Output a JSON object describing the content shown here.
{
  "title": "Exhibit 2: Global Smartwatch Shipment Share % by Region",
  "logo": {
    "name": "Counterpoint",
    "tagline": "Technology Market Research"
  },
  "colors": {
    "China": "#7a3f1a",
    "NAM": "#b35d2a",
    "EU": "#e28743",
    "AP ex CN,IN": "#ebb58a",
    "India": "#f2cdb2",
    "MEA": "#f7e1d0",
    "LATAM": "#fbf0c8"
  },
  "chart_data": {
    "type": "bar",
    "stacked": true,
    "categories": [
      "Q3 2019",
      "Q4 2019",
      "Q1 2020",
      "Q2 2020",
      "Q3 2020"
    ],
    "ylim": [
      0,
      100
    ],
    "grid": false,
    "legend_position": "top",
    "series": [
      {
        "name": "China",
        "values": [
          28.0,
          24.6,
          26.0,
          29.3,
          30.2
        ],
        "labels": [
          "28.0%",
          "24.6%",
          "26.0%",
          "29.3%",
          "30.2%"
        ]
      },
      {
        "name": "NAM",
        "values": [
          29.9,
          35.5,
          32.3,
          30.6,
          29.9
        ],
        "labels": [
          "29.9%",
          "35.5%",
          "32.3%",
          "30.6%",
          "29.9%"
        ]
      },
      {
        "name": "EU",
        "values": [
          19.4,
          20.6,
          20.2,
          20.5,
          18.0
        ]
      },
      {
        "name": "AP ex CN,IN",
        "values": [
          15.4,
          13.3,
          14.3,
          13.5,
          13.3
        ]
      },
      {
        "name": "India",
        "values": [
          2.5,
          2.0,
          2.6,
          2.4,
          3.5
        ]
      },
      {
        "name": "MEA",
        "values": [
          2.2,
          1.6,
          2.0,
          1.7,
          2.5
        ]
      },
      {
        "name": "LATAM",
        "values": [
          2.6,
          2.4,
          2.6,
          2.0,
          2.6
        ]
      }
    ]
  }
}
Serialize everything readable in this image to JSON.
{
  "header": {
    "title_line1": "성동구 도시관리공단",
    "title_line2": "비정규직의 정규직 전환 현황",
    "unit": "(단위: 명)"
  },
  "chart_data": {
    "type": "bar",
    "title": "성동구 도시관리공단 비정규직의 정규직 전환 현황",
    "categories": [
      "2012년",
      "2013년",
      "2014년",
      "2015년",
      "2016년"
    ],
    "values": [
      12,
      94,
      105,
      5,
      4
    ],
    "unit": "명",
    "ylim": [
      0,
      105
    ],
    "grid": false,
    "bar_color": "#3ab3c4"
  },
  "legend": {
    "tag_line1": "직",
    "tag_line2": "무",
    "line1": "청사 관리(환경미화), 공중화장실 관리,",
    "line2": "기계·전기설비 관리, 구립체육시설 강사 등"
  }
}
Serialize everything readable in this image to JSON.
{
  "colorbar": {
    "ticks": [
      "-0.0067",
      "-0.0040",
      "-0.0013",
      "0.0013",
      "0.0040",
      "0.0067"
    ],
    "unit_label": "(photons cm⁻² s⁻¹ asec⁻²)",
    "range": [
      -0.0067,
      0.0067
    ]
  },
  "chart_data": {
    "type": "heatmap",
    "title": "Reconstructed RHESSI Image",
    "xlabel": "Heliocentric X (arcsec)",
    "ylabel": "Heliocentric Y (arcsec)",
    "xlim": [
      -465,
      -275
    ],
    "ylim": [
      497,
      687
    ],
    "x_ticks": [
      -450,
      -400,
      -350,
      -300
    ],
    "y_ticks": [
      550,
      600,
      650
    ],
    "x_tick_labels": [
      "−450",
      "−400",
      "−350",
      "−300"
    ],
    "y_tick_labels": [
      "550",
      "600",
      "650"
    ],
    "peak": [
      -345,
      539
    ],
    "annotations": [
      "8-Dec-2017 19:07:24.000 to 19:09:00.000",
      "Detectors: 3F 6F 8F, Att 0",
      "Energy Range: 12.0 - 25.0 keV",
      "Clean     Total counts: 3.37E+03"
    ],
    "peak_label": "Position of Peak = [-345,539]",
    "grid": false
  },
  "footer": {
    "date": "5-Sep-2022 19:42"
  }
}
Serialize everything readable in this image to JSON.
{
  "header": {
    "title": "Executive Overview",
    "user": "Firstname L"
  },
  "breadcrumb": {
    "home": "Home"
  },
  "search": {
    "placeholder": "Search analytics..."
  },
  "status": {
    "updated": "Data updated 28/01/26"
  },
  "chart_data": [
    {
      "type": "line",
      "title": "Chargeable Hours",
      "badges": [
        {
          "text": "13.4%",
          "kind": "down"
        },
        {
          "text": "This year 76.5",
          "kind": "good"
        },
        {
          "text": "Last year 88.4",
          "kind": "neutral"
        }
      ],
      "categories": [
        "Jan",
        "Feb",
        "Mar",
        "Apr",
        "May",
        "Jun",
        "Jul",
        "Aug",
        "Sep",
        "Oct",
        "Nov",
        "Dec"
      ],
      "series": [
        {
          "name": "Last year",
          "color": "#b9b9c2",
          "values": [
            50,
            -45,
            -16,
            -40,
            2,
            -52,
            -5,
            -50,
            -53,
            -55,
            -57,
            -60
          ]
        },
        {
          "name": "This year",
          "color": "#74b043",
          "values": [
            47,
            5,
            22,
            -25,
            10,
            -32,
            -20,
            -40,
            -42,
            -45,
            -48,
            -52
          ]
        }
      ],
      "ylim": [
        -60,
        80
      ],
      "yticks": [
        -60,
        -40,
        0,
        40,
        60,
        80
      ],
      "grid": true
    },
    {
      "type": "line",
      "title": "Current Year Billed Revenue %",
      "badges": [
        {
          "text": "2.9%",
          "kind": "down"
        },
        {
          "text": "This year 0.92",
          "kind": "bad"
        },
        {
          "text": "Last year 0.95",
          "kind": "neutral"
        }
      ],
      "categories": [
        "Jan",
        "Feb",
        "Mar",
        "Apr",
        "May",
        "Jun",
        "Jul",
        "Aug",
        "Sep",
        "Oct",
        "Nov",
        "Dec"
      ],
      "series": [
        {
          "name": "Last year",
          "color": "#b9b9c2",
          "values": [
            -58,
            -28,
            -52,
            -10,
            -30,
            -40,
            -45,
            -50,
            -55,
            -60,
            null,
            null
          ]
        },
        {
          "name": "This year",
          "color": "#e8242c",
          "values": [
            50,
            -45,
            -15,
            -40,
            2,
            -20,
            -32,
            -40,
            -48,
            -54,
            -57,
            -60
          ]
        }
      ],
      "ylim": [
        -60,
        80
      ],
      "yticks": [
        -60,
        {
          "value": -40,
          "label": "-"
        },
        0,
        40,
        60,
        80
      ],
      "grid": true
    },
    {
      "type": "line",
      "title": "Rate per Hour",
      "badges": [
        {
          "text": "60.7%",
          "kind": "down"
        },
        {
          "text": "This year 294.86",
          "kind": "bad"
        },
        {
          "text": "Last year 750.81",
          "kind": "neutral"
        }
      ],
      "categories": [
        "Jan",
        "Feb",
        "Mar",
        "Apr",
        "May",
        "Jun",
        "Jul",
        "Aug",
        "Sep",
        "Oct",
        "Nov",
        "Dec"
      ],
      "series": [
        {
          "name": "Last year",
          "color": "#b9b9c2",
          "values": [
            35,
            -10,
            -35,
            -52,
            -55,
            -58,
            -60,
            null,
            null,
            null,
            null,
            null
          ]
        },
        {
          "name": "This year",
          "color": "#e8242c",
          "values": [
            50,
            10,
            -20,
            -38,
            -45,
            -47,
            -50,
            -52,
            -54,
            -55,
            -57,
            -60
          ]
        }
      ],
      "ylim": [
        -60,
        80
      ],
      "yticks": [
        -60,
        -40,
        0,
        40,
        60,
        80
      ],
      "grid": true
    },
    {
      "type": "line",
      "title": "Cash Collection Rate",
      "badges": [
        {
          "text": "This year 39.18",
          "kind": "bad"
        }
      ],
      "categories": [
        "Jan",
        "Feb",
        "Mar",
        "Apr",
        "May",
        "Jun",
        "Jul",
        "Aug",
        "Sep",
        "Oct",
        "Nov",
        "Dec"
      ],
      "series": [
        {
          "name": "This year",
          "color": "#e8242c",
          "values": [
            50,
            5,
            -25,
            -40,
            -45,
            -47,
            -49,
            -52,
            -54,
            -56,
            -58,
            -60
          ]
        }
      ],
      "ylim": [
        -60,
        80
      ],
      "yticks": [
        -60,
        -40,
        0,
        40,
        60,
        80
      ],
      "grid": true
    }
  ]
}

## STATED PROBLEM:
Say how many lines hold the word "도시관리공단", giving the number and nothing else.

## WRITTEN SOLUTION:
2